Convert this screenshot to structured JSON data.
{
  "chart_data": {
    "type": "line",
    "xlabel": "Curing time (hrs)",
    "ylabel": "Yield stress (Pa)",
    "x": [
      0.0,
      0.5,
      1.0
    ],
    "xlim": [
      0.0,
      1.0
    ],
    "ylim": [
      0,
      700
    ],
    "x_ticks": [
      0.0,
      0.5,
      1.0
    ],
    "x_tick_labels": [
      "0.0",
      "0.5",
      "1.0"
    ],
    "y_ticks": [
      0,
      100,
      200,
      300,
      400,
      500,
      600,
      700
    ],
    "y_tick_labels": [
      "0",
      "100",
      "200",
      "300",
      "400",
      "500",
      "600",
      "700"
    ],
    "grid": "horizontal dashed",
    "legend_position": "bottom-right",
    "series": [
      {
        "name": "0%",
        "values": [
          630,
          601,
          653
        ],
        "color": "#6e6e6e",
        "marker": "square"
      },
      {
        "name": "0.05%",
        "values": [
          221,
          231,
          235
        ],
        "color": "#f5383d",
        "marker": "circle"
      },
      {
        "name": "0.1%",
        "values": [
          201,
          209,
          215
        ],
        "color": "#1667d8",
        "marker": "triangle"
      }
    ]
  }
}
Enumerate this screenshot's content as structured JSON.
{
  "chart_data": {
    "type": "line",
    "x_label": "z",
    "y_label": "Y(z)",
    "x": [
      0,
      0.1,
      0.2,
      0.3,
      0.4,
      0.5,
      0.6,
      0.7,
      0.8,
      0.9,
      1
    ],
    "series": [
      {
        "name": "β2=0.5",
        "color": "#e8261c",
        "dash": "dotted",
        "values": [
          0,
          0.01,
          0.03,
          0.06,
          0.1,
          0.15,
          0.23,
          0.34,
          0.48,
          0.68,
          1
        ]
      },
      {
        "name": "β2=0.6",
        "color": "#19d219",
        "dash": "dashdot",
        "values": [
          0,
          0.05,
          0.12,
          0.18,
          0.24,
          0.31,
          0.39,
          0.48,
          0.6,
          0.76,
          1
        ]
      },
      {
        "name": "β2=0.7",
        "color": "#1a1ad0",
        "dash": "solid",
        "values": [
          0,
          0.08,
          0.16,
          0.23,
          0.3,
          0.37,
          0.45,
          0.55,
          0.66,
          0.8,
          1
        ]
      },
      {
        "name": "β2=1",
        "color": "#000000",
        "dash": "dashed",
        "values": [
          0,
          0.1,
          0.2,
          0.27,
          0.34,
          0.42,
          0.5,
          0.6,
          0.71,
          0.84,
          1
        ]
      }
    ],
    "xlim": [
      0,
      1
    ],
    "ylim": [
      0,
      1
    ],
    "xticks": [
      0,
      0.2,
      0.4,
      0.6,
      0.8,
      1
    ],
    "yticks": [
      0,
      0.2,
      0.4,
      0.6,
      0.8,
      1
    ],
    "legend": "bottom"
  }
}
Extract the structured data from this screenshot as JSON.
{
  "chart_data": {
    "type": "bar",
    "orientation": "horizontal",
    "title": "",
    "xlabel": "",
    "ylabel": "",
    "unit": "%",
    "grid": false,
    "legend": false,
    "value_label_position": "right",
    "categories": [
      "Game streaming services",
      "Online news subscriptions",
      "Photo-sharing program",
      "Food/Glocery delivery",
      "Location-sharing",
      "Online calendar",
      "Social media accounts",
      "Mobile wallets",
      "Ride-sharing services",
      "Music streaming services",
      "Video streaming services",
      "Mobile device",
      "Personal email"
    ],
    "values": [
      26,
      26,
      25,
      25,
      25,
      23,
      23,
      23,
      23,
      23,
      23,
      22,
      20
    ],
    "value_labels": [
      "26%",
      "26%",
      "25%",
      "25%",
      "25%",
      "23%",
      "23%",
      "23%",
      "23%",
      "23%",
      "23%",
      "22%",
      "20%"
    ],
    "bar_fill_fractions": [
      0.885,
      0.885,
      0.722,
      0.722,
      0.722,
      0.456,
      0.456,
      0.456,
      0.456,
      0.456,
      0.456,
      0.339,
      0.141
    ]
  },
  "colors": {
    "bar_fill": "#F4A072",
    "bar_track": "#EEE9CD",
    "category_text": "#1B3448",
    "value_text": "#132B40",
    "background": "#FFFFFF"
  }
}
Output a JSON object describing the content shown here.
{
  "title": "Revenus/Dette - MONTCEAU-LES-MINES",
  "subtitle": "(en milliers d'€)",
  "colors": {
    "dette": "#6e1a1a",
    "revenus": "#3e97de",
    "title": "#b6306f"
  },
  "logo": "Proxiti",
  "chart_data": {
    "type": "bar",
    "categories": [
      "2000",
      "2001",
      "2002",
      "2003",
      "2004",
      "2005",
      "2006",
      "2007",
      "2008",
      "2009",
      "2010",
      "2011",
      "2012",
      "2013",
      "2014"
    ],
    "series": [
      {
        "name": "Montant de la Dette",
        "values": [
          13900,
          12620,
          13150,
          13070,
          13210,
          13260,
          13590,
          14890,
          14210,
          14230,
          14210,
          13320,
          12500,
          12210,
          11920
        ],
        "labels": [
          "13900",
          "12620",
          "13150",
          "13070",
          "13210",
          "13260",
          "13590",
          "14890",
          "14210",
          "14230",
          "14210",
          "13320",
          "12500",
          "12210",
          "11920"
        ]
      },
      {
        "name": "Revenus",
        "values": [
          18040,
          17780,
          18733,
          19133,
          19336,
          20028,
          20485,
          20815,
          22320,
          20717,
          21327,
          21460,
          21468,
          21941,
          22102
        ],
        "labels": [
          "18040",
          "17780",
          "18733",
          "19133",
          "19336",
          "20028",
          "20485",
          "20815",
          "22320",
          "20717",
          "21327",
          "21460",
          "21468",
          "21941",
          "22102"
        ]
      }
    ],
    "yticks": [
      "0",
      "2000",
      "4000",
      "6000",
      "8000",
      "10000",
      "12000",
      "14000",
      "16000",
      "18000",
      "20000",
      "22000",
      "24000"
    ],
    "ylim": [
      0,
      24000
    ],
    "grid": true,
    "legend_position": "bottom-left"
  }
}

--*--

• **The task**
Repeat the records above exactly as they appear.

• **Response**
Convert this screenshot to structured JSON data.
{
  "chart_data": {
    "type": "line",
    "xlabel": "Curing time (hrs)",
    "ylabel": "Yield stress (Pa)",
    "x": [
      0.0,
      0.5,
      1.0
    ],
    "xlim": [
      0.0,
      1.0
    ],
    "ylim": [
      0,
      700
    ],
    "x_ticks": [
      0.0,
      0.5,
      1.0
    ],
    "x_tick_labels": [
      "0.0",
      "0.5",
      "1.0"
    ],
    "y_ticks": [
      0,
      100,
      200,
      300,
      400,
      500,
      600,
      700
    ],
    "y_tick_labels": [
      "0",
      "100",
      "200",
      "300",
      "400",
      "500",
      "600",
      "700"
    ],
    "grid": "horizontal dashed",
    "legend_position": "bottom-right",
    "series": [
      {
        "name": "0%",
        "values": [
          630,
          601,
          653
        ],
        "color": "#6e6e6e",
        "marker": "square"
      },
      {
        "name": "0.05%",
        "values": [
          221,
          231,
          235
        ],
        "color": "#f5383d",
        "marker": "circle"
      },
      {
        "name": "0.1%",
        "values": [
          201,
          209,
          215
        ],
        "color": "#1667d8",
        "marker": "triangle"
      }
    ]
  }
}
Enumerate this screenshot's content as structured JSON.
{
  "chart_data": {
    "type": "line",
    "x_label": "z",
    "y_label": "Y(z)",
    "x": [
      0,
      0.1,
      0.2,
      0.3,
      0.4,
      0.5,
      0.6,
      0.7,
      0.8,
      0.9,
      1
    ],
    "series": [
      {
        "name": "β2=0.5",
        "color": "#e8261c",
        "dash": "dotted",
        "values": [
          0,
          0.01,
          0.03,
          0.06,
          0.1,
          0.15,
          0.23,
          0.34,
          0.48,
          0.68,
          1
        ]
      },
      {
        "name": "β2=0.6",
        "color": "#19d219",
        "dash": "dashdot",
        "values": [
          0,
          0.05,
          0.12,
          0.18,
          0.24,
          0.31,
          0.39,
          0.48,
          0.6,
          0.76,
          1
        ]
      },
      {
        "name": "β2=0.7",
        "color": "#1a1ad0",
        "dash": "solid",
        "values": [
          0,
          0.08,
          0.16,
          0.23,
          0.3,
          0.37,
          0.45,
          0.55,
          0.66,
          0.8,
          1
        ]
      },
      {
        "name": "β2=1",
        "color": "#000000",
        "dash": "dashed",
        "values": [
          0,
          0.1,
          0.2,
          0.27,
          0.34,
          0.42,
          0.5,
          0.6,
          0.71,
          0.84,
          1
        ]
      }
    ],
    "xlim": [
      0,
      1
    ],
    "ylim": [
      0,
      1
    ],
    "xticks": [
      0,
      0.2,
      0.4,
      0.6,
      0.8,
      1
    ],
    "yticks": [
      0,
      0.2,
      0.4,
      0.6,
      0.8,
      1
    ],
    "legend": "bottom"
  }
}
Extract the structured data from this screenshot as JSON.
{
  "chart_data": {
    "type": "bar",
    "orientation": "horizontal",
    "title": "",
    "xlabel": "",
    "ylabel": "",
    "unit": "%",
    "grid": false,
    "legend": false,
    "value_label_position": "right",
    "categories": [
      "Game streaming services",
      "Online news subscriptions",
      "Photo-sharing program",
      "Food/Glocery delivery",
      "Location-sharing",
      "Online calendar",
      "Social media accounts",
      "Mobile wallets",
      "Ride-sharing services",
      "Music streaming services",
      "Video streaming services",
      "Mobile device",
      "Personal email"
    ],
    "values": [
      26,
      26,
      25,
      25,
      25,
      23,
      23,
      23,
      23,
      23,
      23,
      22,
      20
    ],
    "value_labels": [
      "26%",
      "26%",
      "25%",
      "25%",
      "25%",
      "23%",
      "23%",
      "23%",
      "23%",
      "23%",
      "23%",
      "22%",
      "20%"
    ],
    "bar_fill_fractions": [
      0.885,
      0.885,
      0.722,
      0.722,
      0.722,
      0.456,
      0.456,
      0.456,
      0.456,
      0.456,
      0.456,
      0.339,
      0.141
    ]
  },
  "colors": {
    "bar_fill": "#F4A072",
    "bar_track": "#EEE9CD",
    "category_text": "#1B3448",
    "value_text": "#132B40",
    "background": "#FFFFFF"
  }
}
Output a JSON object describing the content shown here.
{
  "title": "Revenus/Dette - MONTCEAU-LES-MINES",
  "subtitle": "(en milliers d'€)",
  "colors": {
    "dette": "#6e1a1a",
    "revenus": "#3e97de",
    "title": "#b6306f"
  },
  "logo": "Proxiti",
  "chart_data": {
    "type": "bar",
    "categories": [
      "2000",
      "2001",
      "2002",
      "2003",
      "2004",
      "2005",
      "2006",
      "2007",
      "2008",
      "2009",
      "2010",
      "2011",
      "2012",
      "2013",
      "2014"
    ],
    "series": [
      {
        "name": "Montant de la Dette",
        "values": [
          13900,
          12620,
          13150,
          13070,
          13210,
          13260,
          13590,
          14890,
          14210,
          14230,
          14210,
          13320,
          12500,
          12210,
          11920
        ],
        "labels": [
          "13900",
          "12620",
          "13150",
          "13070",
          "13210",
          "13260",
          "13590",
          "14890",
          "14210",
          "14230",
          "14210",
          "13320",
          "12500",
          "12210",
          "11920"
        ]
      },
      {
        "name": "Revenus",
        "values": [
          18040,
          17780,
          18733,
          19133,
          19336,
          20028,
          20485,
          20815,
          22320,
          20717,
          21327,
          21460,
          21468,
          21941,
          22102
        ],
        "labels": [
          "18040",
          "17780",
          "18733",
          "19133",
          "19336",
          "20028",
          "20485",
          "20815",
          "22320",
          "20717",
          "21327",
          "21460",
          "21468",
          "21941",
          "22102"
        ]
      }
    ],
    "yticks": [
      "0",
      "2000",
      "4000",
      "6000",
      "8000",
      "10000",
      "12000",
      "14000",
      "16000",
      "18000",
      "20000",
      "22000",
      "24000"
    ],
    "ylim": [
      0,
      24000
    ],
    "grid": true,
    "legend_position": "bottom-left"
  }
}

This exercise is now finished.